• [What you have to do] Pick up the useckit high-level example text where it stops and write its next part.

# Useckit High-Level Example

This notebook provides an introduction to useckit. It focuses on the high-level API that useckit provides in the form of `Evaluators`. For this reason, we provide a dataset that we analyze further below.  We implement preprocessing functionality and run the final evaluation with `useckit`.

To run this notebook, please first create a virtual environment (step 1), activate it (step 2) and install the requirements (step 3).
1. Create virtual environment: `python -m venv venv`
2. On Microsoft Windows and Powershell: `.\venv\Scripts\activate.ps1`, on Unix-like systems with Bash: `source .\venv\bin\activate`
3. Install dependencies: `pip install -r requirements.txt`

**Tested with**: `Python 3.10.7 (tags/v3.10.7:6cc6b13, Sep  5 2022, 14:08:36) [MSC v.1933 64 bit (AMD64)] on win32` and tensorflow `2.11.0`.

## Step 1: Essential Imports and Setup

We import several libraries from either python core and regular dependencies such as numpy, pandas, and matplotlib. We further provide a convenience-wrapper for `tqdm`, as some terminals (especially on Windows) do not provide sufficient support, thus we wrap `tqdm()` to always print ascii output.

• [Record set]
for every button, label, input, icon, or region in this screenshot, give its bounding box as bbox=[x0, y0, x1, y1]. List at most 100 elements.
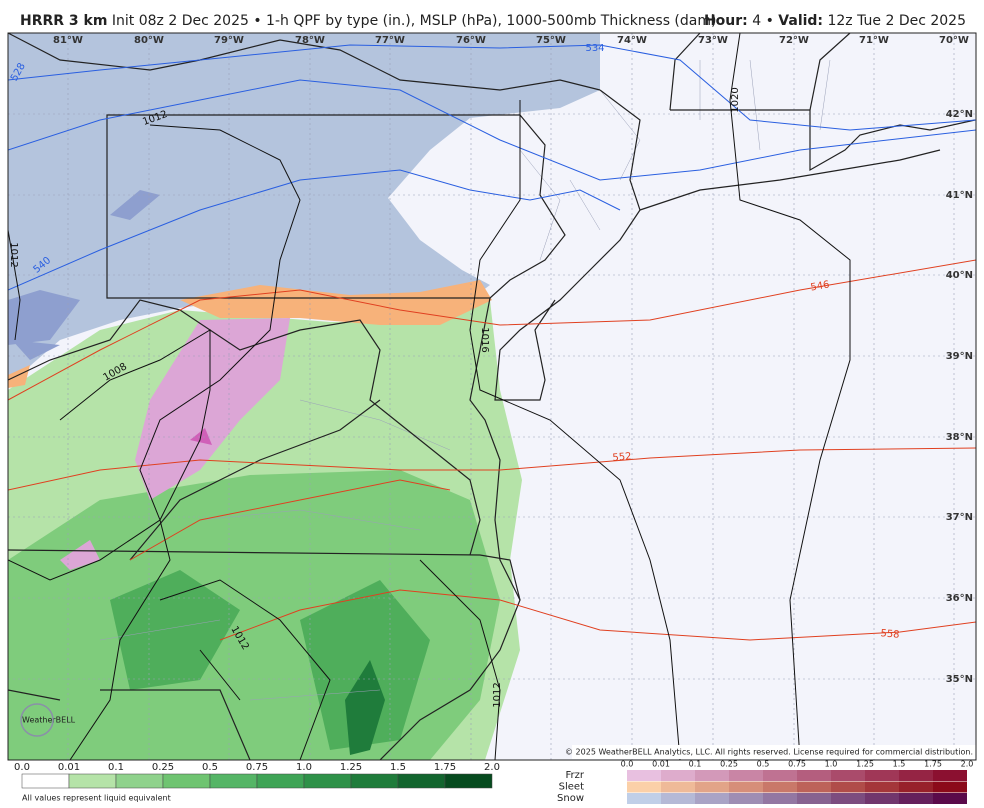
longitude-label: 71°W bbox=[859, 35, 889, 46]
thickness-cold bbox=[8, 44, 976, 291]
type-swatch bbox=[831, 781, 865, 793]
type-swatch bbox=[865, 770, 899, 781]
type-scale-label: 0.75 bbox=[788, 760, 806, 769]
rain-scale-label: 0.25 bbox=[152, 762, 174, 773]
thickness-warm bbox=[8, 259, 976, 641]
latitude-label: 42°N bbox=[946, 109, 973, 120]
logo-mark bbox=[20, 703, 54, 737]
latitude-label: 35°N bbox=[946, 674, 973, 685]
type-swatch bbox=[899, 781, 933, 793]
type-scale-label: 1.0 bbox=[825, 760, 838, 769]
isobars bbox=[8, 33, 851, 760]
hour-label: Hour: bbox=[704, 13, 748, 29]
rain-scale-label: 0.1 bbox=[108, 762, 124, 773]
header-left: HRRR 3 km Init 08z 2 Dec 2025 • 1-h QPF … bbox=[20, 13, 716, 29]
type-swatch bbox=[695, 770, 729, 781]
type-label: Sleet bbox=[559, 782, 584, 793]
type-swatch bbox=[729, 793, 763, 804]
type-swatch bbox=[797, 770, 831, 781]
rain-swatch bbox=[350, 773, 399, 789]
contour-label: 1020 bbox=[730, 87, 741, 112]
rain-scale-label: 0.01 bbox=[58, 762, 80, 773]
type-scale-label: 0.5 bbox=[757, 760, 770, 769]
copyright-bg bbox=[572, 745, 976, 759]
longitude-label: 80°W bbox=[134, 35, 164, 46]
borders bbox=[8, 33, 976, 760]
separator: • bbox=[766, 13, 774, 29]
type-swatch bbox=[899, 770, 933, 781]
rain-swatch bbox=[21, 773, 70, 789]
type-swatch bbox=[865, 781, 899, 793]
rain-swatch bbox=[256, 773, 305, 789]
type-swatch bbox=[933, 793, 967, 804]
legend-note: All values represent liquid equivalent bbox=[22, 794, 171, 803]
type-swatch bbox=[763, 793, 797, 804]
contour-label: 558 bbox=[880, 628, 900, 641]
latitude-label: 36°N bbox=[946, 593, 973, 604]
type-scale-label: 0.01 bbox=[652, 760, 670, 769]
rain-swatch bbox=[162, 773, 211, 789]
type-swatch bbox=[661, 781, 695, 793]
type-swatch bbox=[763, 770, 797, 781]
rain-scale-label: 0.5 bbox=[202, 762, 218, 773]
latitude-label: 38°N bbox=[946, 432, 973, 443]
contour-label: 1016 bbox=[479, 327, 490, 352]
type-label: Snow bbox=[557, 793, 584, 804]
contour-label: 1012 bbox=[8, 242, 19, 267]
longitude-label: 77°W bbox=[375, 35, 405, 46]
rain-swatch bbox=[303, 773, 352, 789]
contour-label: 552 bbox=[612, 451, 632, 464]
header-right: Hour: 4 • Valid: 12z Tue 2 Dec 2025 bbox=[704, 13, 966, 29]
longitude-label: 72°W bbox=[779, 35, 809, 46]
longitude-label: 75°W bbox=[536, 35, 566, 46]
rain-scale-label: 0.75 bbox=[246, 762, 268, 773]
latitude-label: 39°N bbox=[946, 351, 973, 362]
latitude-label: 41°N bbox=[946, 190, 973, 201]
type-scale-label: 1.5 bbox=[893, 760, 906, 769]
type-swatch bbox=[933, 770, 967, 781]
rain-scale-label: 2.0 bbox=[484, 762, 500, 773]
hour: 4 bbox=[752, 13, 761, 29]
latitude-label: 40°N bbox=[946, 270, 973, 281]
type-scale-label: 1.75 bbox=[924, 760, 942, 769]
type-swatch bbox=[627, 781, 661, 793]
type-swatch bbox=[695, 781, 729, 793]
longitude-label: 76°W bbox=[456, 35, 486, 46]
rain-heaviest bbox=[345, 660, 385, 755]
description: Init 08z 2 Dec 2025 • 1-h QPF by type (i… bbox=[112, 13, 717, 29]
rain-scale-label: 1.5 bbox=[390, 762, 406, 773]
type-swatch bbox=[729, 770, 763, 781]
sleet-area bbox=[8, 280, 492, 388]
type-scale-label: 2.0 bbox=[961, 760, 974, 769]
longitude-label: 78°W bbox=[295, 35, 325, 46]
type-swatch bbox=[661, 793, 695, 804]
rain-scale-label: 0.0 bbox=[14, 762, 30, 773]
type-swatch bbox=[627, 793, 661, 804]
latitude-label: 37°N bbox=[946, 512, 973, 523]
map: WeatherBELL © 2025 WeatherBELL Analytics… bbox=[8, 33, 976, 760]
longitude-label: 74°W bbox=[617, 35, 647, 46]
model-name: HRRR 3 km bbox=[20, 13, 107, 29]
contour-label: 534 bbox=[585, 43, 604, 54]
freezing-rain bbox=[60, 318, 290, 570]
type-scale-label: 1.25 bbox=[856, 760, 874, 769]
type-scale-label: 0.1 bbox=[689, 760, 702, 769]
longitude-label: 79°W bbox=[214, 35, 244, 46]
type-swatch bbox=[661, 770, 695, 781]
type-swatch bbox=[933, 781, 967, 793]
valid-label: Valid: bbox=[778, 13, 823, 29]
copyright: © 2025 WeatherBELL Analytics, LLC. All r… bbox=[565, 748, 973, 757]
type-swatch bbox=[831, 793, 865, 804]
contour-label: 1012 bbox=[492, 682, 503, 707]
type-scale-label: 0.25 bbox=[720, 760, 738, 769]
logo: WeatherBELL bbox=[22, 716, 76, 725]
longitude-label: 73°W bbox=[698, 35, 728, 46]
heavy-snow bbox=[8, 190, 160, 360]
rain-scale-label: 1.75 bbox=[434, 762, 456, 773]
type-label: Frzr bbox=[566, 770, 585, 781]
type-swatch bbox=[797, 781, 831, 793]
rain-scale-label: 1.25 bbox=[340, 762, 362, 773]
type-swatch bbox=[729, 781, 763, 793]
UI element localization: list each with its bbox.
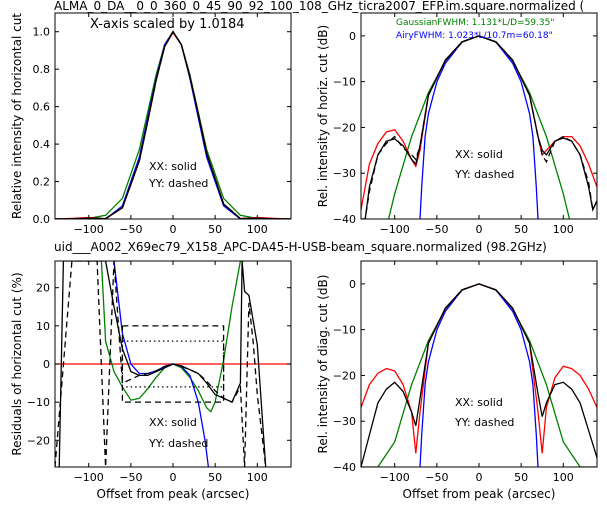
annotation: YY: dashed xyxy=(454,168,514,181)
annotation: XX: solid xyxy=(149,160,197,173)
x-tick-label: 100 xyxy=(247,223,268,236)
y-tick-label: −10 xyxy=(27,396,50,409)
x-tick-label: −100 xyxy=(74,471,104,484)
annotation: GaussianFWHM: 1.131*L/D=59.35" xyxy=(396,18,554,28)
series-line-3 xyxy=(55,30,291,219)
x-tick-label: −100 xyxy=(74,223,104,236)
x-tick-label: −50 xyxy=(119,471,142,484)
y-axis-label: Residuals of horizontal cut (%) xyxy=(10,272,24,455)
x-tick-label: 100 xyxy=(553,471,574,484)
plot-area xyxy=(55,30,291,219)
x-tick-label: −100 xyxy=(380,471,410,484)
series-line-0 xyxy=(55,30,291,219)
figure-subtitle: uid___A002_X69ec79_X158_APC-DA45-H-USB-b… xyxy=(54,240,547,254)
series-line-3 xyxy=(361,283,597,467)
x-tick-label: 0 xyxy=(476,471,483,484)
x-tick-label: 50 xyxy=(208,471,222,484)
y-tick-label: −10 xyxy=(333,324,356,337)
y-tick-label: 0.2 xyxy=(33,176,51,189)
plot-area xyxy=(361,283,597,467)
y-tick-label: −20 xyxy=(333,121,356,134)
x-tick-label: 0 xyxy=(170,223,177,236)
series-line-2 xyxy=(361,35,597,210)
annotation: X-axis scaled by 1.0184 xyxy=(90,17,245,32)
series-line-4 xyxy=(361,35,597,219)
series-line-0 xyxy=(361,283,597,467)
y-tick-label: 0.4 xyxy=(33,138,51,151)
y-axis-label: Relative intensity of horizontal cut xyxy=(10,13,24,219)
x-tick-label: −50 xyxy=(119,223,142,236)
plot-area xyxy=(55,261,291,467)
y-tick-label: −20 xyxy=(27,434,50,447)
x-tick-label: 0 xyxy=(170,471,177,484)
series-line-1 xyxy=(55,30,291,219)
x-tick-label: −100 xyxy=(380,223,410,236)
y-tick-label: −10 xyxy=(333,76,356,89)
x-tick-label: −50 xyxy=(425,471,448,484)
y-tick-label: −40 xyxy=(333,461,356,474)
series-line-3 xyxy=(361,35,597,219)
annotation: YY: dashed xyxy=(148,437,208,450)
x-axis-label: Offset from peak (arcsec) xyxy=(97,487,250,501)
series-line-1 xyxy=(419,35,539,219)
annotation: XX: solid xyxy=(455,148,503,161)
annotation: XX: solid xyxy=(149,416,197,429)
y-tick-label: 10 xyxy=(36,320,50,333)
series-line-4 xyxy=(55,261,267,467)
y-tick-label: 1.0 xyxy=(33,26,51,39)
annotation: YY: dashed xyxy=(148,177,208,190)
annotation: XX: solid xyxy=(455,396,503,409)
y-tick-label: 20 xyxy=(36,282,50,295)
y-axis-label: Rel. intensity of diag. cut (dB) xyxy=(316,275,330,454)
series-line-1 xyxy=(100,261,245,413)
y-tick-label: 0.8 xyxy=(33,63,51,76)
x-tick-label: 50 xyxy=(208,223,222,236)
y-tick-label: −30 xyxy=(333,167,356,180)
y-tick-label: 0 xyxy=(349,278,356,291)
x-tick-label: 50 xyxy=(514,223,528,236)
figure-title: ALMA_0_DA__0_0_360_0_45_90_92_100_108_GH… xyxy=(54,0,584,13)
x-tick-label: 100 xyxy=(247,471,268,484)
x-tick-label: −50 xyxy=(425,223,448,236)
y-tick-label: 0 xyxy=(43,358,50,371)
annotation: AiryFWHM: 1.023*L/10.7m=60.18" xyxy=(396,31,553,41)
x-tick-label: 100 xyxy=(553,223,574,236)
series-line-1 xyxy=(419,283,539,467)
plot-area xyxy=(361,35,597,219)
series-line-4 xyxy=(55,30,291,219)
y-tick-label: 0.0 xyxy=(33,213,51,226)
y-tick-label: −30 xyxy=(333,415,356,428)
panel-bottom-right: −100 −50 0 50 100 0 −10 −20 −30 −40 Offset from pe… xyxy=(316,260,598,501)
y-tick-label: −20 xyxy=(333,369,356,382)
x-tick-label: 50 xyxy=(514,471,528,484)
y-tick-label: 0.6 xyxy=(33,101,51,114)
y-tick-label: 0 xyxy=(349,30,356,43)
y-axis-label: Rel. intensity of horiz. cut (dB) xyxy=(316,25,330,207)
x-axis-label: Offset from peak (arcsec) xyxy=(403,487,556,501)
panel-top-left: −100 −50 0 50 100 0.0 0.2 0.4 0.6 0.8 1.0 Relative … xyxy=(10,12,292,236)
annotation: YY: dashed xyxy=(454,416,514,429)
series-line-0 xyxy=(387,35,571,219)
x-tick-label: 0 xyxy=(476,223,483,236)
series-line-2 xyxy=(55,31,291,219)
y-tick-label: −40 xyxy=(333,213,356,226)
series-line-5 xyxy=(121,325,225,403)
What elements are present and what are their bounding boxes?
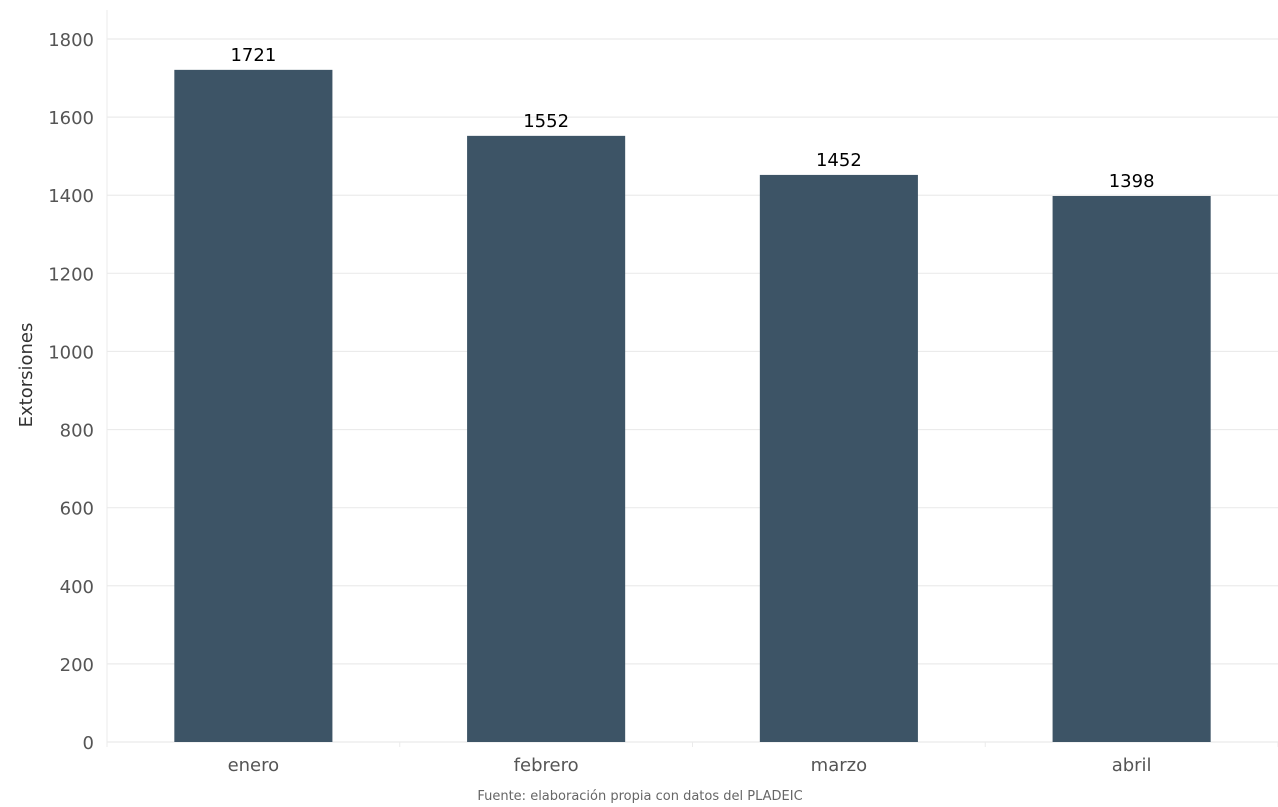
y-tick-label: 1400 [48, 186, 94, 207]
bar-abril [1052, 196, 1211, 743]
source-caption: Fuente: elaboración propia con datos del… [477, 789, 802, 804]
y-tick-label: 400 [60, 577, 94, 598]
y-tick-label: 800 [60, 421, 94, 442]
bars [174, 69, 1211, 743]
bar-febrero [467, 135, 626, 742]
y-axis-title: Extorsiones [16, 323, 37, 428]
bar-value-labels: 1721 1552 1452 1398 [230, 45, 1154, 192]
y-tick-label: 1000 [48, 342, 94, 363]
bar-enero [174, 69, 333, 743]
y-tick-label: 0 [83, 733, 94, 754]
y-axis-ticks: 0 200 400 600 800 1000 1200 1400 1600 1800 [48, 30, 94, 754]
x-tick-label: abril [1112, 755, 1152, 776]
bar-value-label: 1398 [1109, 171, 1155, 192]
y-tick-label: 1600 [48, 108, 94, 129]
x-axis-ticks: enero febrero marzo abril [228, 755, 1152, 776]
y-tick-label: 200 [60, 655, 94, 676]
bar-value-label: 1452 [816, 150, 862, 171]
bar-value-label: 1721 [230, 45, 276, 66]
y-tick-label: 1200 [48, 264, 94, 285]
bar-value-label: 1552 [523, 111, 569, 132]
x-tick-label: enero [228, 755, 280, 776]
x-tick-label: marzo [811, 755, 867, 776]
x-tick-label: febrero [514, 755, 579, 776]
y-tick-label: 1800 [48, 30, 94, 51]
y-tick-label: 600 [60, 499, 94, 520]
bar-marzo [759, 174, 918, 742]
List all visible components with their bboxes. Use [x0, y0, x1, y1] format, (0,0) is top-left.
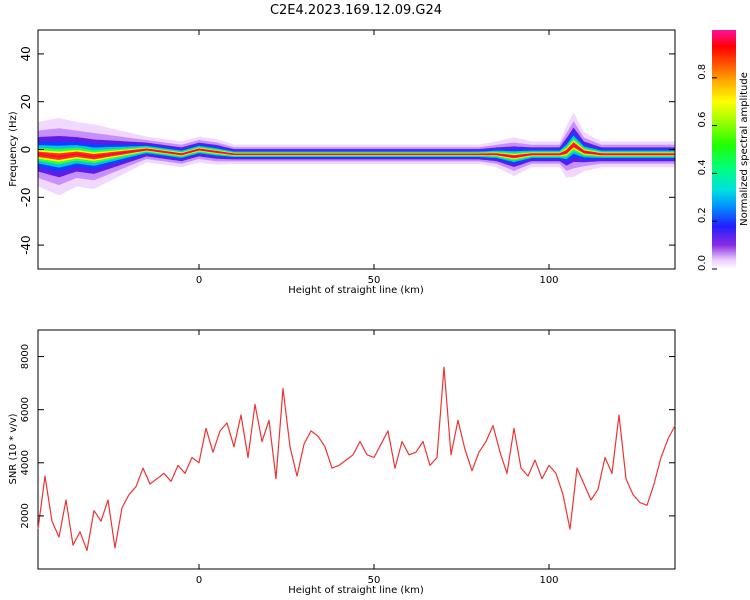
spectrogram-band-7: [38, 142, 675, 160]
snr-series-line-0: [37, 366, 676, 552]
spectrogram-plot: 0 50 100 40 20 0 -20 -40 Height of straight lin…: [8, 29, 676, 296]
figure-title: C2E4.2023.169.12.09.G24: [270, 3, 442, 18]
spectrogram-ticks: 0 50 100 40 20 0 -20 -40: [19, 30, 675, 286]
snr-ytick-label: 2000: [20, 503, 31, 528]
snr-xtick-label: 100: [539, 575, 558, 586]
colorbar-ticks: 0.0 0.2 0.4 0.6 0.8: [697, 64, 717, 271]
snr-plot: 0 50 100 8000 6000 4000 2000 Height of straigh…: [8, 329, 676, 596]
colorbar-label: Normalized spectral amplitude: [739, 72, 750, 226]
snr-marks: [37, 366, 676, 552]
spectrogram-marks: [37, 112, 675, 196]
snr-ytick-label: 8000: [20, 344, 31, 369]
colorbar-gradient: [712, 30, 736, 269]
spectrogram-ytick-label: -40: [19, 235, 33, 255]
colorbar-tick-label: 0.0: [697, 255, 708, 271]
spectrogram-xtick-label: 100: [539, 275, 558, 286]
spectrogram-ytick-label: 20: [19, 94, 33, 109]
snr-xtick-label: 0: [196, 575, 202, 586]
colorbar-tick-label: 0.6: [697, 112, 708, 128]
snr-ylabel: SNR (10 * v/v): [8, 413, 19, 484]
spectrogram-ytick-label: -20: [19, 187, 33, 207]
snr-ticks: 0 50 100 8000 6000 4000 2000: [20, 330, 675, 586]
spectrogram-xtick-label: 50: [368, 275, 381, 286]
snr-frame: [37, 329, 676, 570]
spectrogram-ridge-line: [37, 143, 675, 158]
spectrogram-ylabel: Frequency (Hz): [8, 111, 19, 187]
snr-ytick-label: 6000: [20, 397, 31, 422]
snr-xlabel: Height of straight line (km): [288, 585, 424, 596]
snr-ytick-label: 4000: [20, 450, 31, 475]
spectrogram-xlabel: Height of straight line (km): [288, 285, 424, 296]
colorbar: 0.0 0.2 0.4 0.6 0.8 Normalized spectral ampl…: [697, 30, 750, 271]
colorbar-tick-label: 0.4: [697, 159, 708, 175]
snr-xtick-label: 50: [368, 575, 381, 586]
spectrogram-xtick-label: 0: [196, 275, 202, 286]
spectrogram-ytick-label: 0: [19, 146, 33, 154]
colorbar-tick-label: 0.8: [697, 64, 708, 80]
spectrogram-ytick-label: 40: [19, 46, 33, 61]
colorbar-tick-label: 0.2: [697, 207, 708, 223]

• [Output below]
In [None]:
import os
import sys
import numpy as np
import pandas as pd
import matplotlib.pyplot as plt
from glob import glob


def tqdm(*args):  # wrapper for tqdm to always print ascii output
    """Provide a progress bar for iterator operations."""
    from tqdm import tqdm as _tqdm
    return _tqdm(args[0], ascii=True)

In [None]:
# append current working directory to path
# this is necessary so that jupyter interpreter can find the useckit lib to import
# when opening this project where the folder `examples` is located beneath another root directory.
sys.path.append(os.path.dirname(os.getcwd()))

## Step 2: Extracting Dataset

In the following, we are going to download an excerpt of a behavioral biometric dataset.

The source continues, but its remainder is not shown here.